▶ INPUT FOR THIS TASK

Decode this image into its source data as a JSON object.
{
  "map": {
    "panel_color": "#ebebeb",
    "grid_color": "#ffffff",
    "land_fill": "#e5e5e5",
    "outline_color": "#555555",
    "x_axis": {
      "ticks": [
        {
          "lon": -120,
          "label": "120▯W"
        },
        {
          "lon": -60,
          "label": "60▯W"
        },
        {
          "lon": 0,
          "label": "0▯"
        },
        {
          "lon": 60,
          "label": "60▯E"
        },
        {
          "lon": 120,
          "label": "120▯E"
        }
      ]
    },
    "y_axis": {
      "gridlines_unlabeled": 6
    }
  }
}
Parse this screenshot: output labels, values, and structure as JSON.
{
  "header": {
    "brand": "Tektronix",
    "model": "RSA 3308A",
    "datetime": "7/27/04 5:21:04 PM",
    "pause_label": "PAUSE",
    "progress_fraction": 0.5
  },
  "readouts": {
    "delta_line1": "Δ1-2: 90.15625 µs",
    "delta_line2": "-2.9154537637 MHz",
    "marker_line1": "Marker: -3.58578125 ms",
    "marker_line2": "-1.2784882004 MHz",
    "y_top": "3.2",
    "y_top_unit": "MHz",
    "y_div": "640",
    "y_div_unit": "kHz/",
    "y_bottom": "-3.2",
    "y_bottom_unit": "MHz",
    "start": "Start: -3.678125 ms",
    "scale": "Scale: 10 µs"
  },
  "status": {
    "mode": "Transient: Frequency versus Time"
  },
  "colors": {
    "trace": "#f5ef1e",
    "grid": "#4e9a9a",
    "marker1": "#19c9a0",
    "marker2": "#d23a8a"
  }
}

▶ SHORT PROBLEM
Starting with the line that contains "Parse this screenshot: output", write out each line through the end of the listing, exactly as it appears, and include nothing else.

▶ TASK ANSWER
Parse this screenshot: output labels, values, and structure as JSON.
{
  "header": {
    "brand": "Tektronix",
    "model": "RSA 3308A",
    "datetime": "7/27/04 5:21:04 PM",
    "pause_label": "PAUSE",
    "progress_fraction": 0.5
  },
  "readouts": {
    "delta_line1": "Δ1-2: 90.15625 µs",
    "delta_line2": "-2.9154537637 MHz",
    "marker_line1": "Marker: -3.58578125 ms",
    "marker_line2": "-1.2784882004 MHz",
    "y_top": "3.2",
    "y_top_unit": "MHz",
    "y_div": "640",
    "y_div_unit": "kHz/",
    "y_bottom": "-3.2",
    "y_bottom_unit": "MHz",
    "start": "Start: -3.678125 ms",
    "scale": "Scale: 10 µs"
  },
  "status": {
    "mode": "Transient: Frequency versus Time"
  },
  "colors": {
    "trace": "#f5ef1e",
    "grid": "#4e9a9a",
    "marker1": "#19c9a0",
    "marker2": "#d23a8a"
  }
}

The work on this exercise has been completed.